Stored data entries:
-=-=-
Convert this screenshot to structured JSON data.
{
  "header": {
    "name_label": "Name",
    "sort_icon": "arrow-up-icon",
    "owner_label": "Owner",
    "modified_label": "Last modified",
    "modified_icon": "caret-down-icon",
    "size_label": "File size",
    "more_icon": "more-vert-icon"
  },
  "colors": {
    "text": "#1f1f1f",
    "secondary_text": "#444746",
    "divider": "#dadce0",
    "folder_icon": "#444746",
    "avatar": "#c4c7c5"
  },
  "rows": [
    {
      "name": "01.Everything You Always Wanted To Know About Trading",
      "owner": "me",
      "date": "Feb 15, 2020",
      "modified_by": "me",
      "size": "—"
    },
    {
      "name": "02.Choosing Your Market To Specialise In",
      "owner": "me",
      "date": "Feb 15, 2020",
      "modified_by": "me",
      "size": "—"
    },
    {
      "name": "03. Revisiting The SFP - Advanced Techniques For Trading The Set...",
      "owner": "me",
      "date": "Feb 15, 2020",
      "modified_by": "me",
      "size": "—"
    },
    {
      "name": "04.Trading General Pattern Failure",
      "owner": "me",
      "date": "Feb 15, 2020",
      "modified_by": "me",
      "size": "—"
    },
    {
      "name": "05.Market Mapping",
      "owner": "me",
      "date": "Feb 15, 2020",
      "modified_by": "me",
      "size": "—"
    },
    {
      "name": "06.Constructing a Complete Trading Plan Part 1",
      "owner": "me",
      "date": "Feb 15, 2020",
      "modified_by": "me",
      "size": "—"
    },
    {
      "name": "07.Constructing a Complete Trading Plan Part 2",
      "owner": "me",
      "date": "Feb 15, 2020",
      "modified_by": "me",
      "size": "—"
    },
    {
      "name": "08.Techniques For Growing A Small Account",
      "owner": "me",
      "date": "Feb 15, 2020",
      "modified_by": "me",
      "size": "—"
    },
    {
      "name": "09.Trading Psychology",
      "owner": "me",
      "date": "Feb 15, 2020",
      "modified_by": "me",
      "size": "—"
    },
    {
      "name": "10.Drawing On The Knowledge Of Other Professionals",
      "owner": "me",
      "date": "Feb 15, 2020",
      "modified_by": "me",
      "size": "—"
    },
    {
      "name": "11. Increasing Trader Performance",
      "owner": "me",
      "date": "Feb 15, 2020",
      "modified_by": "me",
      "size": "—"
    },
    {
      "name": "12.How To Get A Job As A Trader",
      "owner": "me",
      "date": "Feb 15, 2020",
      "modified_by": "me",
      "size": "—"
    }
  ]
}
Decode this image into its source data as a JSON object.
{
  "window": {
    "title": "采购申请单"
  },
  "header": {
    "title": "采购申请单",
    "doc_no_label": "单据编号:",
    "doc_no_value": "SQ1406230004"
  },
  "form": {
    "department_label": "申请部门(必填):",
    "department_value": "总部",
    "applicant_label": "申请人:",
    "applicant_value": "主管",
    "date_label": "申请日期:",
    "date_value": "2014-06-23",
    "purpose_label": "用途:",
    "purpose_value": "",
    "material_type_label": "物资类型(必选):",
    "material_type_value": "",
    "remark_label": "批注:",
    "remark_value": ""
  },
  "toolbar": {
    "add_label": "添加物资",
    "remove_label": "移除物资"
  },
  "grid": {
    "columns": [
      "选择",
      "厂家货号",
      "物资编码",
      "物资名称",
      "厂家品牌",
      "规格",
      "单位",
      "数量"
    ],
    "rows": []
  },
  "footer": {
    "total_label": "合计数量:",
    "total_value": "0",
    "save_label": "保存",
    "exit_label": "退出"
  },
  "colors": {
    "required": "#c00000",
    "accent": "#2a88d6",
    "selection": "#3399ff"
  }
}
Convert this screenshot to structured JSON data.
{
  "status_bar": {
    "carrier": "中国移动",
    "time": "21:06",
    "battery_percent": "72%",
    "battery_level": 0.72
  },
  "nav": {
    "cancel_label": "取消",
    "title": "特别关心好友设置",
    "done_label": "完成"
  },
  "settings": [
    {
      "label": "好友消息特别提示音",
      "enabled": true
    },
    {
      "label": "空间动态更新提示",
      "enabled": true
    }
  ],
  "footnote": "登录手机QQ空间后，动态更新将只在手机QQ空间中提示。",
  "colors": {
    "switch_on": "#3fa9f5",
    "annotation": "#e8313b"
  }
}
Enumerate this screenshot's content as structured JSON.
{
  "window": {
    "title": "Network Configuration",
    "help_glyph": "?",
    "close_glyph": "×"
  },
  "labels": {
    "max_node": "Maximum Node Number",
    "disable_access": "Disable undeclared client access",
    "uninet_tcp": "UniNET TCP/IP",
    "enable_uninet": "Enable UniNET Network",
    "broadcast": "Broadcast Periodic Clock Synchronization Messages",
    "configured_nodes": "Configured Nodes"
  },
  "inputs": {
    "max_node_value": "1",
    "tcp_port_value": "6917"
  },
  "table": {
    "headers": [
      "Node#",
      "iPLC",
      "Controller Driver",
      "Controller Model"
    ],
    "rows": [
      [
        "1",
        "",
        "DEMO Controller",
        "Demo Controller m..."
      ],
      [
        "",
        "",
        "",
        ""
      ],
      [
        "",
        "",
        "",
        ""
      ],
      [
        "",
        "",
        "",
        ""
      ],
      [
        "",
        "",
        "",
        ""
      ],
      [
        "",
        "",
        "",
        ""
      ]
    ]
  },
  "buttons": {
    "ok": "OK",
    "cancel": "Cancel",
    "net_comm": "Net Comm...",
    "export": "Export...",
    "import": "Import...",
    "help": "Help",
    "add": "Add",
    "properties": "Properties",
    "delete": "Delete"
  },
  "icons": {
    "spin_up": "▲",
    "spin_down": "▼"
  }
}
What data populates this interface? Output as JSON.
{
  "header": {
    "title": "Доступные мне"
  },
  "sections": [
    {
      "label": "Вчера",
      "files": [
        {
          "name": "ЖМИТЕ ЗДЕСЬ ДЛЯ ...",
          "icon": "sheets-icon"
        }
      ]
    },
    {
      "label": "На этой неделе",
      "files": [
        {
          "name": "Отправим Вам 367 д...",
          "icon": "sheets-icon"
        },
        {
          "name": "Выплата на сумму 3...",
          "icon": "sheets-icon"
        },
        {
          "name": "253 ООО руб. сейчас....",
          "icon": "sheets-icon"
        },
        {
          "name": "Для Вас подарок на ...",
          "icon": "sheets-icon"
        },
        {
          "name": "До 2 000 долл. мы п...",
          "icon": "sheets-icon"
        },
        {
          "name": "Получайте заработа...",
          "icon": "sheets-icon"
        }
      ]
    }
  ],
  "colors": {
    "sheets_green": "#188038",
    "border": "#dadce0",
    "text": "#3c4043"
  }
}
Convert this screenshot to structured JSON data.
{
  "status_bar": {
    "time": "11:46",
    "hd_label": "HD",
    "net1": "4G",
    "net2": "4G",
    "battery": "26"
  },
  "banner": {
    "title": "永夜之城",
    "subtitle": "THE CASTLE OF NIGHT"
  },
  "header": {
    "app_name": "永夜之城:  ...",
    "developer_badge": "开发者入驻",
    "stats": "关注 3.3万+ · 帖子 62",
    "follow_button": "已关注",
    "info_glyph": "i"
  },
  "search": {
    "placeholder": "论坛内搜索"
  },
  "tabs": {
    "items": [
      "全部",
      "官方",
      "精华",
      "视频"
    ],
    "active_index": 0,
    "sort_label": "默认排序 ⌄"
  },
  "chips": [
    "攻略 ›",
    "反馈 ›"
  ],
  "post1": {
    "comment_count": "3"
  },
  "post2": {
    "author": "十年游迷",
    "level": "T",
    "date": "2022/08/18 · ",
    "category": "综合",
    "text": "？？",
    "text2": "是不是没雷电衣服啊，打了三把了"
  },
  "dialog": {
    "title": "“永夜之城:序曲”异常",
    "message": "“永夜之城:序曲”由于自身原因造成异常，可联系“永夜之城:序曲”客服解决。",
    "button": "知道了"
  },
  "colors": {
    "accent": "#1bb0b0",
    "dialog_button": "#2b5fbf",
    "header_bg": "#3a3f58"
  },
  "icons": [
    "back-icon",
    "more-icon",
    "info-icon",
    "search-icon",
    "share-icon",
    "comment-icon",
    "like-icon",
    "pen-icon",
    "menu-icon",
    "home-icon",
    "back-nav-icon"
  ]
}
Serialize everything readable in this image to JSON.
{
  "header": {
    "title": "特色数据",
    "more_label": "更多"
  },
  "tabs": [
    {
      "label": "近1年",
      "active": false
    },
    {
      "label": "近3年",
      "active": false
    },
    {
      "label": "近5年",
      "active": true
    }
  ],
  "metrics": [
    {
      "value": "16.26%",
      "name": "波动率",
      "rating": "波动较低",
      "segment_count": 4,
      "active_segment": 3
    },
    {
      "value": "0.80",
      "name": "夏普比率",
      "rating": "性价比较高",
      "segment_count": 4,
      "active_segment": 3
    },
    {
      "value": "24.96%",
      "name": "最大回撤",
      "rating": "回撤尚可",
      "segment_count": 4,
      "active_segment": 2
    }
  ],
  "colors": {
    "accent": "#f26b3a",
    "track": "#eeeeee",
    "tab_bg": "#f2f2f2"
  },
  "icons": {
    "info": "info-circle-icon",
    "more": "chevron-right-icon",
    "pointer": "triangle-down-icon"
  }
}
-=-=-
Identify every line above that includes the word "永夜之城", and show those lines.

    "title": "永夜之城",
    "app_name": "永夜之城:  ...",
    "title": "“永夜之城:序曲”异常",
    "message": "“永夜之城:序曲”由于自身原因造成异常，可联系“永夜之城:序曲”客服解决。",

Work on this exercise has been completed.